■ DIRECTIONS: Rewrite the material with "airfoil shape" replaced by "wing profile" everywhere it occurs, changing nothing else, and omit the pictures.

(Data excerpts)
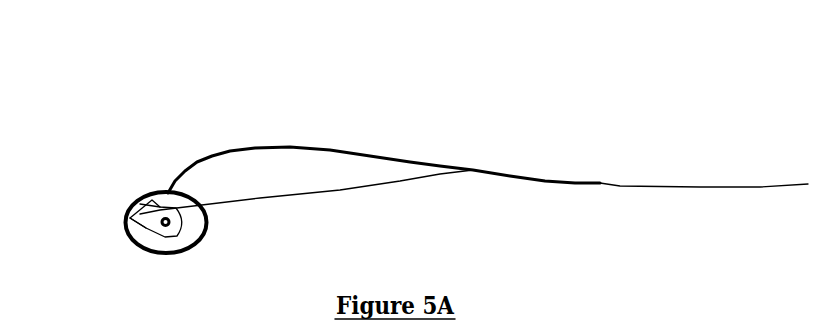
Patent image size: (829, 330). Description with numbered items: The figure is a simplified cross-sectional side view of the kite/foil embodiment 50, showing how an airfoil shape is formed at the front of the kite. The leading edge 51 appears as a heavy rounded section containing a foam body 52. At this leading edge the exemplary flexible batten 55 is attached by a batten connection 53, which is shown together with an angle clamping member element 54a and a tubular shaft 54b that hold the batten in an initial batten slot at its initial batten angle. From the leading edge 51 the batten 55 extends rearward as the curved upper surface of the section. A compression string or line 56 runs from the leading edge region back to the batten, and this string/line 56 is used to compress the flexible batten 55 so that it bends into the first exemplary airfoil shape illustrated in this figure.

The kite/foil embodiment 50 is at (417, 171).
The leading edge 51 is at (135, 214).
The foam body 52 is at (145, 228).
The batten connection 53 is at (148, 212).
The angle clamping member element 54a is at (150, 236).
The tubular shaft 54b is at (166, 238).
The flexible batten 55 is at (600, 182).
The string/line 56 is at (340, 190).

■ RESPONSE TO THE TASK:
Patent image size: (829, 330). Description with numbered items: The figure is a simplified cross-sectional side view of the kite/foil embodiment 50, showing how an wing profile is formed at the front of the kite. The leading edge 51 appears as a heavy rounded section containing a foam body 52. At this leading edge the exemplary flexible batten 55 is attached by a batten connection 53, which is shown together with an angle clamping member element 54a and a tubular shaft 54b that hold the batten in an initial batten slot at its initial batten angle. From the leading edge 51 the batten 55 extends rearward as the curved upper surface of the section. A compression string or line 56 runs from the leading edge region back to the batten, and this string/line 56 is used to compress the flexible batten 55 so that it bends into the first exemplary wing profile illustrated in this figure.

The kite/foil embodiment 50 is at (417, 171).
The leading edge 51 is at (135, 214).
The foam body 52 is at (145, 228).
The batten connection 53 is at (148, 212).
The angle clamping member element 54a is at (150, 236).
The tubular shaft 54b is at (166, 238).
The flexible batten 55 is at (600, 182).
The string/line 56 is at (340, 190).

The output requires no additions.